### Short exercise
Search the material for the word "spectrum" and report each line where it turns up.

(Saved entries)
----------

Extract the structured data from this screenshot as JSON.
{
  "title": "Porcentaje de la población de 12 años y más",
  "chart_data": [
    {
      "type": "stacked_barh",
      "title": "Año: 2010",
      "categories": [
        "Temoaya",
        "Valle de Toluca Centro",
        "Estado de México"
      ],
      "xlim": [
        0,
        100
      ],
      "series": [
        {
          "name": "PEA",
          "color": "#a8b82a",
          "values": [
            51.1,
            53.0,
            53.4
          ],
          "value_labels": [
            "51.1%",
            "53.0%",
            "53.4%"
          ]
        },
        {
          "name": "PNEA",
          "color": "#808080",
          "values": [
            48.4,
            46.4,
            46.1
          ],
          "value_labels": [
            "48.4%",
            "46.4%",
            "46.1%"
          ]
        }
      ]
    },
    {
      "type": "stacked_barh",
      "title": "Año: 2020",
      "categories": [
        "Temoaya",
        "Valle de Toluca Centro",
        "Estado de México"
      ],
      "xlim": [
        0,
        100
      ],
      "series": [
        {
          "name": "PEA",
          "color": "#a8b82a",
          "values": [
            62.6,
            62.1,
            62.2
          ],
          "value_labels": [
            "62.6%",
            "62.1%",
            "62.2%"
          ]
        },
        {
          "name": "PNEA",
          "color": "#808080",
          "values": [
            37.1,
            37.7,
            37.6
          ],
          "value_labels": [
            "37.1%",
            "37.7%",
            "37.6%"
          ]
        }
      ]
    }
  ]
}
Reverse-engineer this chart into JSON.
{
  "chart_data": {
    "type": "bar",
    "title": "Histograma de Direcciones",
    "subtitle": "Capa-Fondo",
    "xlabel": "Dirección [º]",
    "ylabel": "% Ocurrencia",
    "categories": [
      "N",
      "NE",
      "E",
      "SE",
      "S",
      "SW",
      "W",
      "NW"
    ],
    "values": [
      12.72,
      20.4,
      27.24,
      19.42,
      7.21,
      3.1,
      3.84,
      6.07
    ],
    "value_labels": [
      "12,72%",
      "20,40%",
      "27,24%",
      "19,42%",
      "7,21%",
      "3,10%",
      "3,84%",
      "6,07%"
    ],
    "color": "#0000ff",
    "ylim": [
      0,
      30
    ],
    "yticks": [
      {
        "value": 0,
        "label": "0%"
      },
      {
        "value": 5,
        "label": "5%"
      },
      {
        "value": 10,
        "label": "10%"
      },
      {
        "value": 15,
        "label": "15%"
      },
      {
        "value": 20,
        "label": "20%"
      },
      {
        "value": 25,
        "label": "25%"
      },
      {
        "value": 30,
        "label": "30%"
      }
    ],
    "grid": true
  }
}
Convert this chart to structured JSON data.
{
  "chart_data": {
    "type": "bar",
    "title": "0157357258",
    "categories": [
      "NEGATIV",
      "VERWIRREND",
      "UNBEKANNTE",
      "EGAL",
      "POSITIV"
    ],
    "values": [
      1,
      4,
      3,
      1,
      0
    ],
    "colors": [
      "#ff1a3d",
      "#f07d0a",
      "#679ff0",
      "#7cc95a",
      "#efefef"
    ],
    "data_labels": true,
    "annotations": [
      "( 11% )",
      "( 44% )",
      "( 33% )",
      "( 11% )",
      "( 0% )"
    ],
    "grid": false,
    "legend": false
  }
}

----------

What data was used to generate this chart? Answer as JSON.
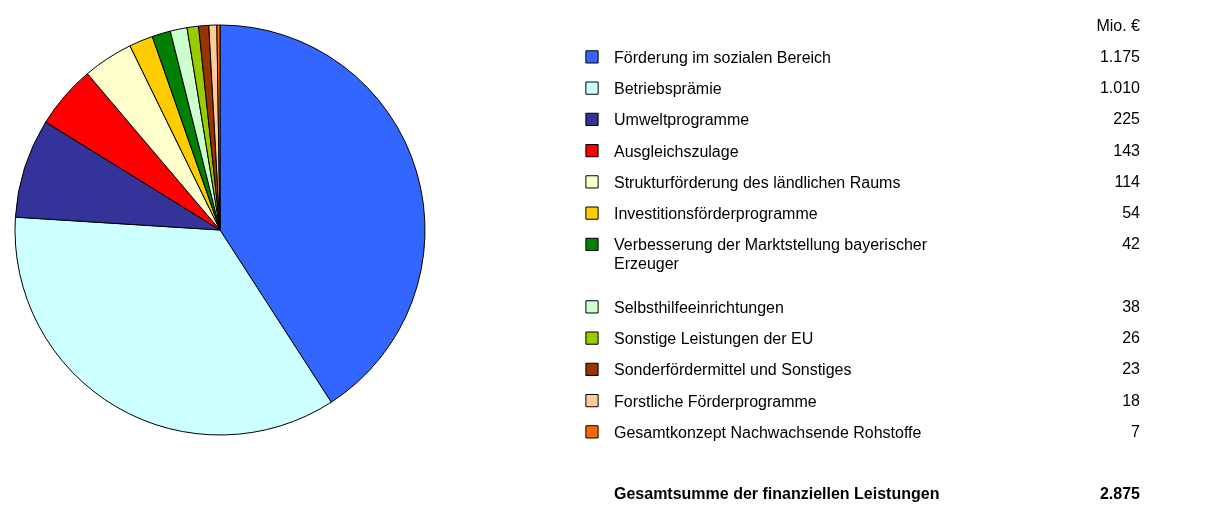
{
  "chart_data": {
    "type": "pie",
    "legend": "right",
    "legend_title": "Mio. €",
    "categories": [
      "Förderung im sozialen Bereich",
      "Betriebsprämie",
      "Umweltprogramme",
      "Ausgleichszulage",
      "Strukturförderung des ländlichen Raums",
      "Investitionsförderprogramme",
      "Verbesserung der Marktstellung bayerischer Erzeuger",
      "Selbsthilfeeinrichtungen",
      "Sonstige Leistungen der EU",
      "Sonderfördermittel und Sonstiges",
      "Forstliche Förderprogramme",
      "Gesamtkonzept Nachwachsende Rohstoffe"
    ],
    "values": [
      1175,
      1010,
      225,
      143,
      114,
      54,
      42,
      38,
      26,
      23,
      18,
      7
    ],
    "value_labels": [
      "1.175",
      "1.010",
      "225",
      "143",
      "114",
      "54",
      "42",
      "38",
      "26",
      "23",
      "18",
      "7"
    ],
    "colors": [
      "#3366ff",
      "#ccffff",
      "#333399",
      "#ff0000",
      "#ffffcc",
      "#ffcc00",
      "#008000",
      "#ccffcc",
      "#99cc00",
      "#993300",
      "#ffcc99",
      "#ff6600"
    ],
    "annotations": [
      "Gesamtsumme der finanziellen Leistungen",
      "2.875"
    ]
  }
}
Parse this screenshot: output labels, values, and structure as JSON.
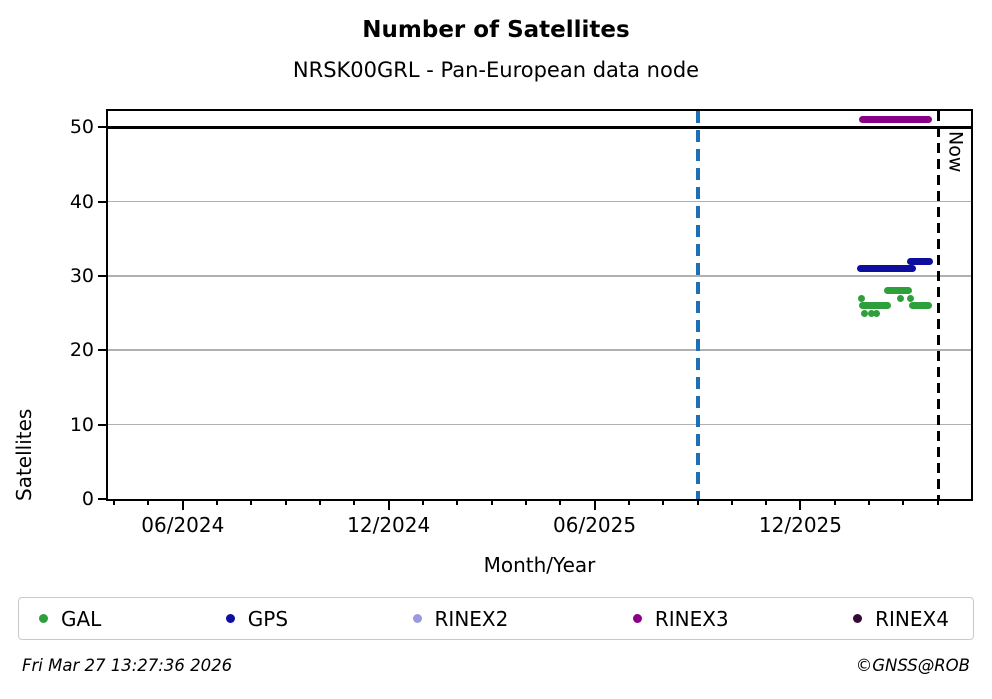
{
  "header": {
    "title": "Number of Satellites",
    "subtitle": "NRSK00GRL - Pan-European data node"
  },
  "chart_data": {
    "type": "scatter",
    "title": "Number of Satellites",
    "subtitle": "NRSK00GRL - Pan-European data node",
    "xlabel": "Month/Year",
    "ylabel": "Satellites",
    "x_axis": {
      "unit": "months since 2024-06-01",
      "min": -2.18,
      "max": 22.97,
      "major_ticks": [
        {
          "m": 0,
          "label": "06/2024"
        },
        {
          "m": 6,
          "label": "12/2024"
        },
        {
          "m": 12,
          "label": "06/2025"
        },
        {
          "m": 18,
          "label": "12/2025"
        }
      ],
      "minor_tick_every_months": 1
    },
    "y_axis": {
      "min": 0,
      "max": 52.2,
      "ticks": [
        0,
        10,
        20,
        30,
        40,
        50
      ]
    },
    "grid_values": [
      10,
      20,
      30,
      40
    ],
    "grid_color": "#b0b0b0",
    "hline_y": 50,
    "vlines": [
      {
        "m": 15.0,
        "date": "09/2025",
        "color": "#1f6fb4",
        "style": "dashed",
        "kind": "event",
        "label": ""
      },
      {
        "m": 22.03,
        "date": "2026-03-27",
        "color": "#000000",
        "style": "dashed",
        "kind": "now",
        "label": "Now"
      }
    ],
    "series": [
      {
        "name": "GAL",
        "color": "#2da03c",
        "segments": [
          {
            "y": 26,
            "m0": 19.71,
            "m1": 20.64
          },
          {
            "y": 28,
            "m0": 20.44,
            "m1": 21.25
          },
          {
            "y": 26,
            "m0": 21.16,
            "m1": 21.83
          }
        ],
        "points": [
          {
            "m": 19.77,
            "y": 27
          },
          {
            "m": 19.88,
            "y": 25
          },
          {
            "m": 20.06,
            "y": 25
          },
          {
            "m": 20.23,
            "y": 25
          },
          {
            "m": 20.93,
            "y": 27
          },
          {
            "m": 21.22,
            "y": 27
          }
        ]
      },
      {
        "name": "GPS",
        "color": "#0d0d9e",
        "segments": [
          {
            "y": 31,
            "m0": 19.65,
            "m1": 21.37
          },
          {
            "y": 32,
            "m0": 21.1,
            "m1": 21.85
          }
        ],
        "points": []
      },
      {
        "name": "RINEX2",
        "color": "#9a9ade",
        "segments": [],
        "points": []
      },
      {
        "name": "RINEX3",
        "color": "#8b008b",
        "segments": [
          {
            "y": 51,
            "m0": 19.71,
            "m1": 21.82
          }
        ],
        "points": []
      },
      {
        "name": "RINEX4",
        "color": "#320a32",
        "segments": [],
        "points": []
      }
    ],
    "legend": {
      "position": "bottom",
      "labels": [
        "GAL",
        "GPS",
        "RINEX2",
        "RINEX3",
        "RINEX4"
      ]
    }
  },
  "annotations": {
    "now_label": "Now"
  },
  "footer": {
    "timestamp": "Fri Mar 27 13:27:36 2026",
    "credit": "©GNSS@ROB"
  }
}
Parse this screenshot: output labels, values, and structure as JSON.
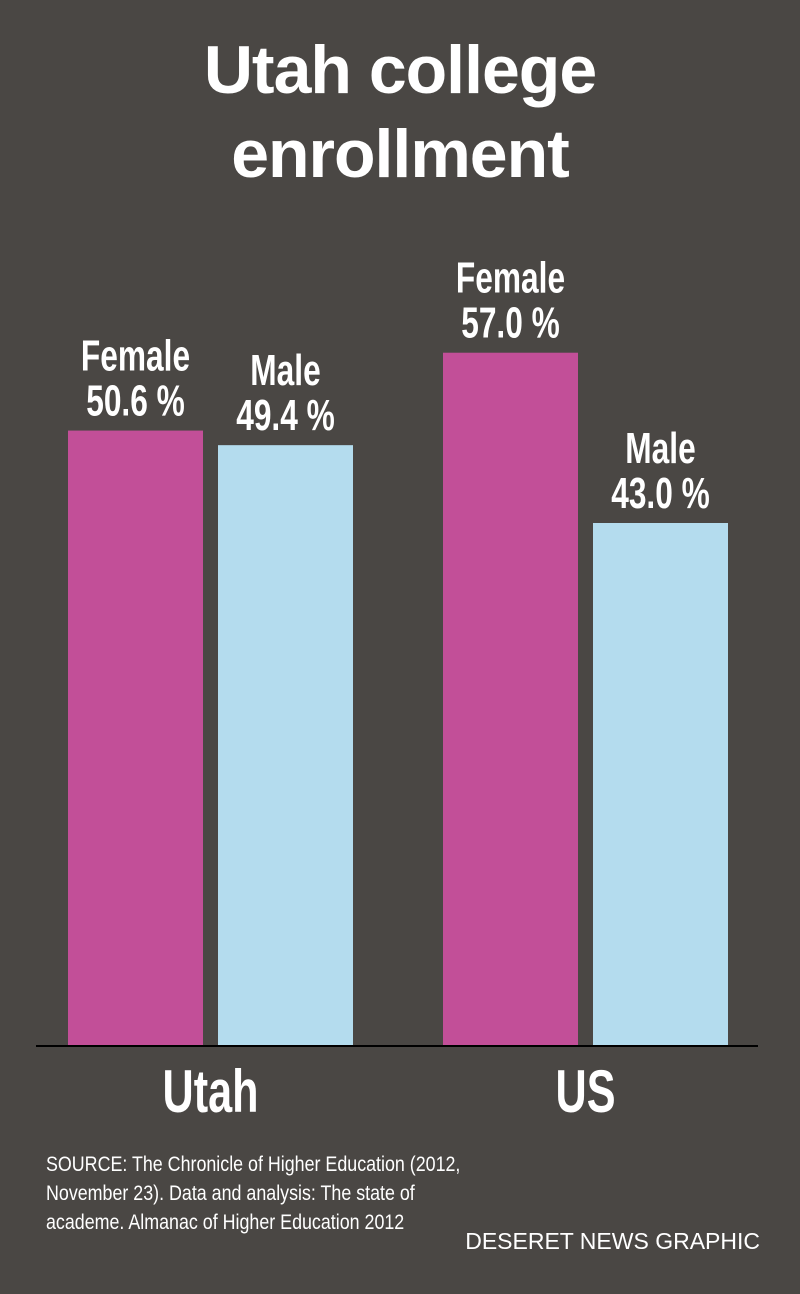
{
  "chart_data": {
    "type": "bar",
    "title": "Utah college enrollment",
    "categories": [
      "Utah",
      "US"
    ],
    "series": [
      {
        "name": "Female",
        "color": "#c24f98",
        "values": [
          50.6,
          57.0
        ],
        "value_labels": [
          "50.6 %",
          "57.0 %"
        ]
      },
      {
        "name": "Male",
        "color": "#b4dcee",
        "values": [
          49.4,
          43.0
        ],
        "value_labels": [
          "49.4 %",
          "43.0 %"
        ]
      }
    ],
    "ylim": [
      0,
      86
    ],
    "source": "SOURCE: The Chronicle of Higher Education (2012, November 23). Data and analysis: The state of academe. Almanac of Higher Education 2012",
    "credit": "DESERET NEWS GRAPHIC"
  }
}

----------

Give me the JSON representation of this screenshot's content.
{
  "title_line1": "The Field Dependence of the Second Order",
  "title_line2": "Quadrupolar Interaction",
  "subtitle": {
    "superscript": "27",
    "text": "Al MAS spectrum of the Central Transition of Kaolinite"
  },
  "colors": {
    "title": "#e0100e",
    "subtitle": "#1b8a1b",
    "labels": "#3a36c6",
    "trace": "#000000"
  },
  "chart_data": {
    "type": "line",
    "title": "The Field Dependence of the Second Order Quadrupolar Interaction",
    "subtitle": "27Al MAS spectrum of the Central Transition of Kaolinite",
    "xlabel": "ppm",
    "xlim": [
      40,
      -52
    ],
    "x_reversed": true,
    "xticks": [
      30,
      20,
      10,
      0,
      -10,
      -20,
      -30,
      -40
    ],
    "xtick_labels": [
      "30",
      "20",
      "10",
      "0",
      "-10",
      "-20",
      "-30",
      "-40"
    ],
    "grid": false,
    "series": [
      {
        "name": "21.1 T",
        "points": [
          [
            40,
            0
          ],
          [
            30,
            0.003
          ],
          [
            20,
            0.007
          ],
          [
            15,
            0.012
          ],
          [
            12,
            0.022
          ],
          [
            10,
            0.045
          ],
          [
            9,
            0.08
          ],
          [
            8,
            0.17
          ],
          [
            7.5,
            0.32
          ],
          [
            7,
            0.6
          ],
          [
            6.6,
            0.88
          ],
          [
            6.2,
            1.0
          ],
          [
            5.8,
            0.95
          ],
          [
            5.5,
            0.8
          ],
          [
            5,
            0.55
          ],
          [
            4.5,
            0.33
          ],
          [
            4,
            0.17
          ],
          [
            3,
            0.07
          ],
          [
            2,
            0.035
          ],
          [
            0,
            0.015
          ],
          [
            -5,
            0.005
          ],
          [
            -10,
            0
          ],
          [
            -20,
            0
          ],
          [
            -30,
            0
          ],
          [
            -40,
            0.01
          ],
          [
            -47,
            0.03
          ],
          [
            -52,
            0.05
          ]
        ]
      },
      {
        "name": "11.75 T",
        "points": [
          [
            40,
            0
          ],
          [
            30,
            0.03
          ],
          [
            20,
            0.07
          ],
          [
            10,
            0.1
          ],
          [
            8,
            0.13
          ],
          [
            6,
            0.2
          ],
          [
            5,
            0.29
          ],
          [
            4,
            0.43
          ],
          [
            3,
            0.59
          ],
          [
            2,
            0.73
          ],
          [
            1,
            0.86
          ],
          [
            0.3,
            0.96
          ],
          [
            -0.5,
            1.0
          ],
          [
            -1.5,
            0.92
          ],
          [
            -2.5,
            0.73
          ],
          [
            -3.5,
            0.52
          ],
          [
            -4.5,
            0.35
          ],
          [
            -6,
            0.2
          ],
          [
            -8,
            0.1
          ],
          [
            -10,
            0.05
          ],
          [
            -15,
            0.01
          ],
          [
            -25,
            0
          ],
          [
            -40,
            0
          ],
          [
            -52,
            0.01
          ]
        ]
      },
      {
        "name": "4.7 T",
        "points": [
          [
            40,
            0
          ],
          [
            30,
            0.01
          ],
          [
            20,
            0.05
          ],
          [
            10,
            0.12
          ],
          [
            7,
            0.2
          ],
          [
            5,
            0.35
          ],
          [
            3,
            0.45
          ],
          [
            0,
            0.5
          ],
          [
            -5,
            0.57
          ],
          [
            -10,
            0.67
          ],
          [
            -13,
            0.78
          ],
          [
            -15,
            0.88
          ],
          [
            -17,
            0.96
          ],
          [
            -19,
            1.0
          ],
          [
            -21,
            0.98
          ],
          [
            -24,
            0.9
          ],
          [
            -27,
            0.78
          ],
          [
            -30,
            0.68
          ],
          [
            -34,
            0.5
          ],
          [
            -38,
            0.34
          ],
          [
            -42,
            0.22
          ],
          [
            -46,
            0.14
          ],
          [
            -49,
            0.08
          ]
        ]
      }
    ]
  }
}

----------

### Answer to this task
    "text": "Al MAS spectrum of the Central Transition of Kaolinite"
    "subtitle": "27Al MAS spectrum of the Central Transition of Kaolinite",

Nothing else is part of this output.